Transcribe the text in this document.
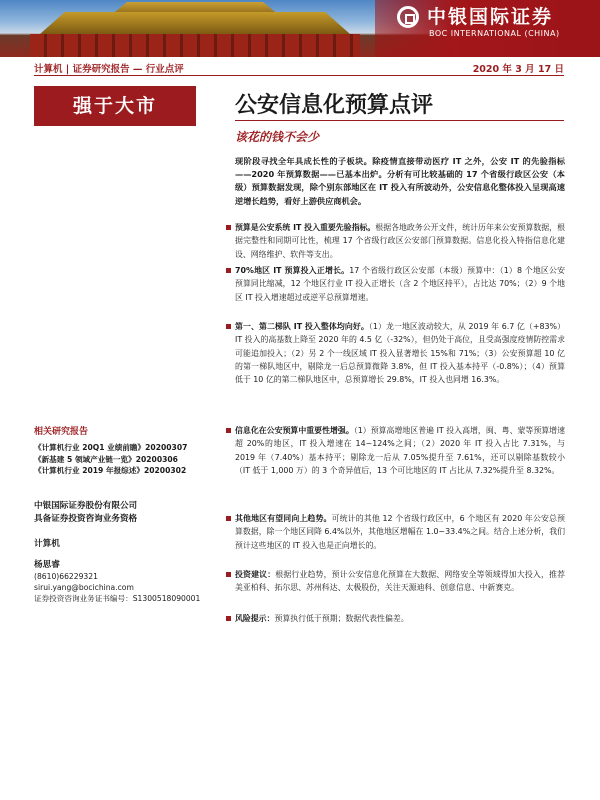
中银国际证券
BOC INTERNATIONAL (CHINA)
计算机 | 证券研究报告 — 行业点评	2020 年 3 月 17 日
强于大市
相关研究报告
《计算机行业 20Q1 业绩前瞻》20200307
《新基建 5 领域产业链一览》20200306
《计算机行业 2019 年报综述》20200302
中银国际证券股份有限公司
具备证券投资咨询业务资格
计算机
杨思睿
(8610)66229321
sirui.yang@bocichina.com
证券投资咨询业务证书编号：S1300518090001
公安信息化预算点评
该花的钱不会少
现阶段寻找全年具成长性的子板块。除疫情直接带动医疗 IT 之外，公安 IT 的先验指标——2020 年预算数据——已基本出炉。分析有可比较基础的 17 个省级行政区公安（本级）预算数据发现，除个别东部地区在 IT 投入有所波动外，公安信息化整体投入呈现高速逆增长趋势，看好上游供应商机会。
预算是公安系统 IT 投入重要先验指标。根据各地政务公开文件，统计历年来公安预算数据，根据完整性和同期可比性，梳理 17 个省级行政区公安部门预算数据。信息化投入特指信息化建设、网络维护、软件等支出。
70%地区 IT 预算投入正增长。17 个省级行政区公安部（本级）预算中：（1）8 个地区公安预算同比缩减，12 个地区行业 IT 投入正增长（含 2 个地区持平），占比达 70%；（2）9 个地区 IT 投入增速超过或逆平总预算增速。
第一、第二梯队 IT 投入整体均向好。（1）龙一地区波动较大，从 2019 年 6.7 亿（+83%）IT 投入的高基数上降至 2020 年的 4.5 亿（-32%），但仍处于高位，且受高强度疫情防控需求可能追加投入；（2）另 2 个一线区域 IT 投入显著增长 15%和 71%；（3）公安预算超 10 亿的第一梯队地区中，剔除龙一后总预算微降 3.8%，但 IT 投入基本持平（-0.8%）；（4）预算低于 10 亿的第二梯队地区中，总预算增长 29.8%，IT 投入也同增 16.3%。
信息化在公安预算中重要性增强。（1）预算高增地区普遍 IT 投入高增，闽、粤、蒙等预算增速超 20%的地区，IT 投入增速在 14~124%之间；（2）2020 年 IT 投入占比 7.31%，与 2019 年（7.40%）基本持平；剔除龙一后从 7.05%提升至 7.61%，还可以剔除基数较小（IT 低于 1,000 万）的 3 个奇异值后，13 个可比地区的 IT 占比从 7.32%提升至 8.32%。
其他地区有望同向上趋势。可统计的其他 12 个省级行政区中，6 个地区有 2020 年公安总预算数据，除一个地区同降 6.4%以外，其他地区增幅在 1.0~33.4%之间。结合上述分析，我们预计这些地区的 IT 投入也是正向增长的。
投资建议：根据行业趋势，预计公安信息化预算在大数据、网络安全等领域得加大投入，推荐美亚柏科、拓尔思、苏州科达、太极股份，关注天源迪科、创意信息、中新赛克。
风险提示：预算执行低于预期；数据代表性偏差。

> **PROBLEM DESCRIPTION**: Reproduce every entry word for word, but skip any pictures.

> **THE RESPONSE**:
Transcribe the text in this document.
中银国际证券
BOC INTERNATIONAL (CHINA)
计算机 | 证券研究报告 — 行业点评	2020 年 3 月 17 日
强于大市
相关研究报告
《计算机行业 20Q1 业绩前瞻》20200307
《新基建 5 领域产业链一览》20200306
《计算机行业 2019 年报综述》20200302
中银国际证券股份有限公司
具备证券投资咨询业务资格
计算机
杨思睿
(8610)66229321
sirui.yang@bocichina.com
证券投资咨询业务证书编号：S1300518090001
公安信息化预算点评
该花的钱不会少
现阶段寻找全年具成长性的子板块。除疫情直接带动医疗 IT 之外，公安 IT 的先验指标——2020 年预算数据——已基本出炉。分析有可比较基础的 17 个省级行政区公安（本级）预算数据发现，除个别东部地区在 IT 投入有所波动外，公安信息化整体投入呈现高速逆增长趋势，看好上游供应商机会。
预算是公安系统 IT 投入重要先验指标。根据各地政务公开文件，统计历年来公安预算数据，根据完整性和同期可比性，梳理 17 个省级行政区公安部门预算数据。信息化投入特指信息化建设、网络维护、软件等支出。
70%地区 IT 预算投入正增长。17 个省级行政区公安部（本级）预算中：（1）8 个地区公安预算同比缩减，12 个地区行业 IT 投入正增长（含 2 个地区持平），占比达 70%；（2）9 个地区 IT 投入增速超过或逆平总预算增速。
第一、第二梯队 IT 投入整体均向好。（1）龙一地区波动较大，从 2019 年 6.7 亿（+83%）IT 投入的高基数上降至 2020 年的 4.5 亿（-32%），但仍处于高位，且受高强度疫情防控需求可能追加投入；（2）另 2 个一线区域 IT 投入显著增长 15%和 71%；（3）公安预算超 10 亿的第一梯队地区中，剔除龙一后总预算微降 3.8%，但 IT 投入基本持平（-0.8%）；（4）预算低于 10 亿的第二梯队地区中，总预算增长 29.8%，IT 投入也同增 16.3%。
信息化在公安预算中重要性增强。（1）预算高增地区普遍 IT 投入高增，闽、粤、蒙等预算增速超 20%的地区，IT 投入增速在 14~124%之间；（2）2020 年 IT 投入占比 7.31%，与 2019 年（7.40%）基本持平；剔除龙一后从 7.05%提升至 7.61%，还可以剔除基数较小（IT 低于 1,000 万）的 3 个奇异值后，13 个可比地区的 IT 占比从 7.32%提升至 8.32%。
其他地区有望同向上趋势。可统计的其他 12 个省级行政区中，6 个地区有 2020 年公安总预算数据，除一个地区同降 6.4%以外，其他地区增幅在 1.0~33.4%之间。结合上述分析，我们预计这些地区的 IT 投入也是正向增长的。
投资建议：根据行业趋势，预计公安信息化预算在大数据、网络安全等领域得加大投入，推荐美亚柏科、拓尔思、苏州科达、太极股份，关注天源迪科、创意信息、中新赛克。
风险提示：预算执行低于预期；数据代表性偏差。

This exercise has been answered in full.